Data drawn from a collection:
* * * * * * *
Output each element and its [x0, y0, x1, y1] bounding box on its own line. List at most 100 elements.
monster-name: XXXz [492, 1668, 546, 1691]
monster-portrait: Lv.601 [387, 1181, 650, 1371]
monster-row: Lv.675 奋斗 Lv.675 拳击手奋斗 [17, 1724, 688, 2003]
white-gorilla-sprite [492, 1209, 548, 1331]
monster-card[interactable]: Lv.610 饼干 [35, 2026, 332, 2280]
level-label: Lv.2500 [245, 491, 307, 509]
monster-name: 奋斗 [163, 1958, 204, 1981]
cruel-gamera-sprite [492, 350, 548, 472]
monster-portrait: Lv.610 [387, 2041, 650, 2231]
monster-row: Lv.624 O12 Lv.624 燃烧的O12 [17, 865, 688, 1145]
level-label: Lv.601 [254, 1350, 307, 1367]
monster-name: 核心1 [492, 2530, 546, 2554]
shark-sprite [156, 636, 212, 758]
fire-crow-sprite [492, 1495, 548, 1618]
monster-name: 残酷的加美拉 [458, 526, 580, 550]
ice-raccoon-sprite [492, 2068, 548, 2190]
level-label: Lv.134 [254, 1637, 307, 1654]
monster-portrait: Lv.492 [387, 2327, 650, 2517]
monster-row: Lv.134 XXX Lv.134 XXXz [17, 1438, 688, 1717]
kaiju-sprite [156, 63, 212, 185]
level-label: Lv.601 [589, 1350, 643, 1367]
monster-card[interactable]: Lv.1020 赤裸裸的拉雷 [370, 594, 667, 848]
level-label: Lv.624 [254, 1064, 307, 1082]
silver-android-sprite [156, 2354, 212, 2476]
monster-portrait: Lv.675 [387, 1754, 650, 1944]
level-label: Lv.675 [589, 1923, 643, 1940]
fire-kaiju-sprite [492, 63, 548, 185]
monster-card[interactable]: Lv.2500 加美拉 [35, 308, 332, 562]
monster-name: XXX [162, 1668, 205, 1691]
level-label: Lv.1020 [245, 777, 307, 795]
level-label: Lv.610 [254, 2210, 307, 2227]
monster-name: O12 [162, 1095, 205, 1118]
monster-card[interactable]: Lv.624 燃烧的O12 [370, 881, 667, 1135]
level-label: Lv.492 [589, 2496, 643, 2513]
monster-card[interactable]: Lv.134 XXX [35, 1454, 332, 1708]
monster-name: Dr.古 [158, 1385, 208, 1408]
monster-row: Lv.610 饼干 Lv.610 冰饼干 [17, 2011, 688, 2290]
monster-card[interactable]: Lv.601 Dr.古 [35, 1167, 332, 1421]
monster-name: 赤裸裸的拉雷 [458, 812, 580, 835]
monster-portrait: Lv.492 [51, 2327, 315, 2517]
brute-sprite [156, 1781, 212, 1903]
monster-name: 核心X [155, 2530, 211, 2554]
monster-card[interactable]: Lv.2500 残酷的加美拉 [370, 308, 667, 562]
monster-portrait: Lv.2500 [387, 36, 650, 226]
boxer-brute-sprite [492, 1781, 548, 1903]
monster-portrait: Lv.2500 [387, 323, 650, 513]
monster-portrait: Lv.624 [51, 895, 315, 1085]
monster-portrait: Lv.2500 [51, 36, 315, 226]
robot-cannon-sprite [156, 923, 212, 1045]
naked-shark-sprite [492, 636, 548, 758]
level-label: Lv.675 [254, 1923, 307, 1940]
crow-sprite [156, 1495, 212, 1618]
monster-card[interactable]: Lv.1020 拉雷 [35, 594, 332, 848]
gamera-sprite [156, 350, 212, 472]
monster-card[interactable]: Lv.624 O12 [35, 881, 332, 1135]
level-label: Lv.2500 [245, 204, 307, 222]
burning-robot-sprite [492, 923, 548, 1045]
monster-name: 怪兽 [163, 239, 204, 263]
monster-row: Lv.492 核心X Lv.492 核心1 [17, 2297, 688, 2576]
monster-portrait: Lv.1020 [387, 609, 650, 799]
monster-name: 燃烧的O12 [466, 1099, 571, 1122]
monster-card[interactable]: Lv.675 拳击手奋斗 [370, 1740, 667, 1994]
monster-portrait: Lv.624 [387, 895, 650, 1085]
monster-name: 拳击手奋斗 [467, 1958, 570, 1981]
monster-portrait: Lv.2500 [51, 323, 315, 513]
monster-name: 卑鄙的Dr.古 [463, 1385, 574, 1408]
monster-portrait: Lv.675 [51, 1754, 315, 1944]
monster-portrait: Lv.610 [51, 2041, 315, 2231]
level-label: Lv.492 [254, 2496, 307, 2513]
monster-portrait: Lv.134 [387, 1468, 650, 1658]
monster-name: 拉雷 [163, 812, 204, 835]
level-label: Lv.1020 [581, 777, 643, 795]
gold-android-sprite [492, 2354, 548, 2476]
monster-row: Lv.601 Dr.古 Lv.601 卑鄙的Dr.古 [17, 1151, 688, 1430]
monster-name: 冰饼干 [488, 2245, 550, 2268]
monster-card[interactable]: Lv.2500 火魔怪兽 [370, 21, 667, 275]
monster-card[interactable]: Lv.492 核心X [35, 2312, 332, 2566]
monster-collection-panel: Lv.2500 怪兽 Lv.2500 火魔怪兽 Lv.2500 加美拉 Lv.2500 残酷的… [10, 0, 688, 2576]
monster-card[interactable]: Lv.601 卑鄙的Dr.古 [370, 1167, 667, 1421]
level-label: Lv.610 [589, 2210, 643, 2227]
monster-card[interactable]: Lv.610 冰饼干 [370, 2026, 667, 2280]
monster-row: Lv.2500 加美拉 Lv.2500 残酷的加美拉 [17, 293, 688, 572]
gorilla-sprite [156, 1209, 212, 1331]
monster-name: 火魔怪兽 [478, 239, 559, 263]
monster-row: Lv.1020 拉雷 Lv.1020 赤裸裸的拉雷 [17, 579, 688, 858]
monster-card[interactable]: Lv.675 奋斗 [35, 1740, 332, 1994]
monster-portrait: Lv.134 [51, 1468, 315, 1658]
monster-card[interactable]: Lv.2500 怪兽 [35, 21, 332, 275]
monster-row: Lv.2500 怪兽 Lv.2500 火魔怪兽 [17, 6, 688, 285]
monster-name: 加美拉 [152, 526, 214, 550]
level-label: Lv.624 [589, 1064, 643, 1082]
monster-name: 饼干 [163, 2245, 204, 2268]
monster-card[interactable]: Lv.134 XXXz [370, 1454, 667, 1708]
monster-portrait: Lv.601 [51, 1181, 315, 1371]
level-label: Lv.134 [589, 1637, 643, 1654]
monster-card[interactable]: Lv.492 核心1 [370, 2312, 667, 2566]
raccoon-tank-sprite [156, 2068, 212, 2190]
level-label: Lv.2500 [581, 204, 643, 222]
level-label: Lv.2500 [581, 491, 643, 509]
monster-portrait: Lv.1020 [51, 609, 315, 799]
* * * * * * *
WHAT TO WORK ON: Reproduce, word for word, the stretch of items from the first one through the line containing "fire-kaiju-sprite [492, 63, 548, 185]", including both ends.

RESULT OF THE EXERCISE:
Output each element and its [x0, y0, x1, y1] bounding box on its own line. List at most 100 elements.
monster-name: XXXz [492, 1668, 546, 1691]
monster-portrait: Lv.601 [387, 1181, 650, 1371]
monster-row: Lv.675 奋斗 Lv.675 拳击手奋斗 [17, 1724, 688, 2003]
white-gorilla-sprite [492, 1209, 548, 1331]
monster-card[interactable]: Lv.610 饼干 [35, 2026, 332, 2280]
level-label: Lv.2500 [245, 491, 307, 509]
monster-name: 奋斗 [163, 1958, 204, 1981]
cruel-gamera-sprite [492, 350, 548, 472]
monster-portrait: Lv.610 [387, 2041, 650, 2231]
monster-row: Lv.624 O12 Lv.624 燃烧的O12 [17, 865, 688, 1145]
level-label: Lv.601 [254, 1350, 307, 1367]
monster-name: 核心1 [492, 2530, 546, 2554]
shark-sprite [156, 636, 212, 758]
fire-crow-sprite [492, 1495, 548, 1618]
monster-name: 残酷的加美拉 [458, 526, 580, 550]
ice-raccoon-sprite [492, 2068, 548, 2190]
level-label: Lv.134 [254, 1637, 307, 1654]
monster-portrait: Lv.492 [387, 2327, 650, 2517]
monster-row: Lv.134 XXX Lv.134 XXXz [17, 1438, 688, 1717]
kaiju-sprite [156, 63, 212, 185]
level-label: Lv.601 [589, 1350, 643, 1367]
monster-card[interactable]: Lv.1020 赤裸裸的拉雷 [370, 594, 667, 848]
level-label: Lv.624 [254, 1064, 307, 1082]
silver-android-sprite [156, 2354, 212, 2476]
monster-portrait: Lv.675 [387, 1754, 650, 1944]
level-label: Lv.675 [589, 1923, 643, 1940]
fire-kaiju-sprite [492, 63, 548, 185]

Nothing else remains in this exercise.